Collected data entries:
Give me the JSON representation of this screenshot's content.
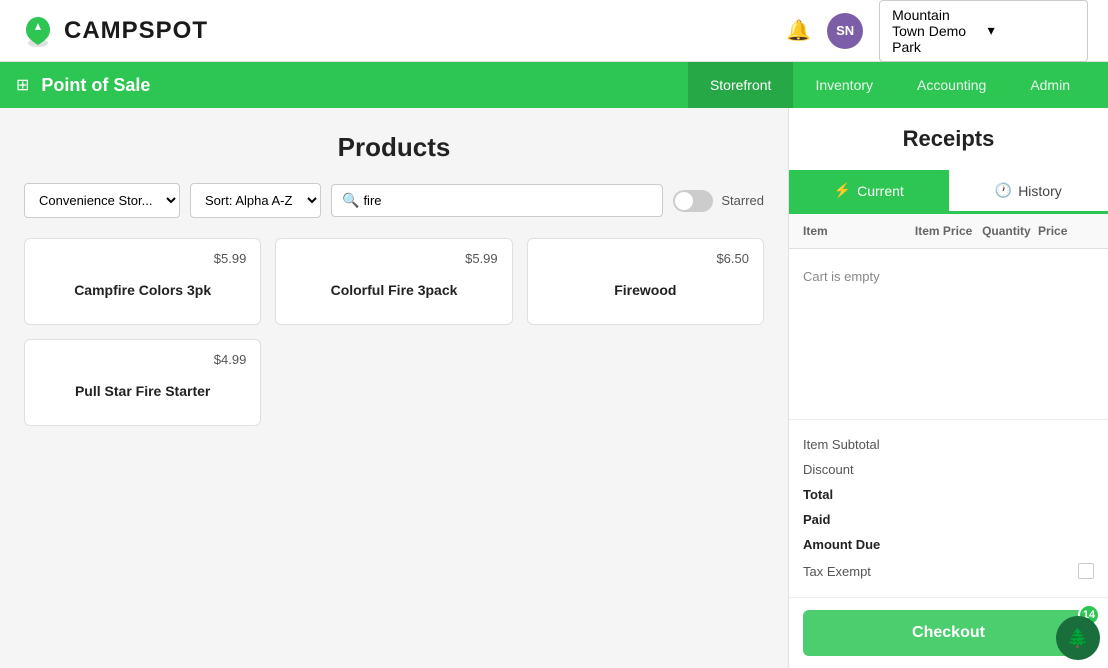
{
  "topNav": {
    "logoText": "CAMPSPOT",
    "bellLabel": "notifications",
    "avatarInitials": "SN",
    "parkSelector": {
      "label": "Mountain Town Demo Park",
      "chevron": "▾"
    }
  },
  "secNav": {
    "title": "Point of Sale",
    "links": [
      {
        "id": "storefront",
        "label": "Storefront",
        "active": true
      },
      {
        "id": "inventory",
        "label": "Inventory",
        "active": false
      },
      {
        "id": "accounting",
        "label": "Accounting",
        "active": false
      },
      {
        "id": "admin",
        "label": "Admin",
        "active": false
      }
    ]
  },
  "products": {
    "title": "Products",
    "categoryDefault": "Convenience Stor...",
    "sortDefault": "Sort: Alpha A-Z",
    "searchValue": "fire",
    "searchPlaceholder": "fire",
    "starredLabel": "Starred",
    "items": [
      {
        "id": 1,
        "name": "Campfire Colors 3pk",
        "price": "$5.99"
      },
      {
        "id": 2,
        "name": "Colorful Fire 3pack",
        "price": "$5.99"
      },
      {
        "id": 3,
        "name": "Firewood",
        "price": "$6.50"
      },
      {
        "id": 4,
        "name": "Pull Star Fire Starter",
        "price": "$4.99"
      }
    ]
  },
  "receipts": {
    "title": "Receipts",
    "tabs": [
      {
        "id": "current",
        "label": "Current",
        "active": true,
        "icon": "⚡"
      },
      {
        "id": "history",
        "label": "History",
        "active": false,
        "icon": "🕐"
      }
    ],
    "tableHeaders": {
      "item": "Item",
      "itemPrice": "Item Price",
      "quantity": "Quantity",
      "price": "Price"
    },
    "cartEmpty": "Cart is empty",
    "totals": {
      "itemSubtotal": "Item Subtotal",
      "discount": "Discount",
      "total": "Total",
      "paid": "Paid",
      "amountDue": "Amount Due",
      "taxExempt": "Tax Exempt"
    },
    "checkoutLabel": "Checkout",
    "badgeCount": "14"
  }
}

AIM OF THE TASK:
Reproduce the entries exactly. Do not carry over any picture.

ANSWER FOR THIS EXERCISE:
Give me the JSON representation of this screenshot's content.
{
  "topNav": {
    "logoText": "CAMPSPOT",
    "bellLabel": "notifications",
    "avatarInitials": "SN",
    "parkSelector": {
      "label": "Mountain Town Demo Park",
      "chevron": "▾"
    }
  },
  "secNav": {
    "title": "Point of Sale",
    "links": [
      {
        "id": "storefront",
        "label": "Storefront",
        "active": true
      },
      {
        "id": "inventory",
        "label": "Inventory",
        "active": false
      },
      {
        "id": "accounting",
        "label": "Accounting",
        "active": false
      },
      {
        "id": "admin",
        "label": "Admin",
        "active": false
      }
    ]
  },
  "products": {
    "title": "Products",
    "categoryDefault": "Convenience Stor...",
    "sortDefault": "Sort: Alpha A-Z",
    "searchValue": "fire",
    "searchPlaceholder": "fire",
    "starredLabel": "Starred",
    "items": [
      {
        "id": 1,
        "name": "Campfire Colors 3pk",
        "price": "$5.99"
      },
      {
        "id": 2,
        "name": "Colorful Fire 3pack",
        "price": "$5.99"
      },
      {
        "id": 3,
        "name": "Firewood",
        "price": "$6.50"
      },
      {
        "id": 4,
        "name": "Pull Star Fire Starter",
        "price": "$4.99"
      }
    ]
  },
  "receipts": {
    "title": "Receipts",
    "tabs": [
      {
        "id": "current",
        "label": "Current",
        "active": true,
        "icon": "⚡"
      },
      {
        "id": "history",
        "label": "History",
        "active": false,
        "icon": "🕐"
      }
    ],
    "tableHeaders": {
      "item": "Item",
      "itemPrice": "Item Price",
      "quantity": "Quantity",
      "price": "Price"
    },
    "cartEmpty": "Cart is empty",
    "totals": {
      "itemSubtotal": "Item Subtotal",
      "discount": "Discount",
      "total": "Total",
      "paid": "Paid",
      "amountDue": "Amount Due",
      "taxExempt": "Tax Exempt"
    },
    "checkoutLabel": "Checkout",
    "badgeCount": "14"
  }
}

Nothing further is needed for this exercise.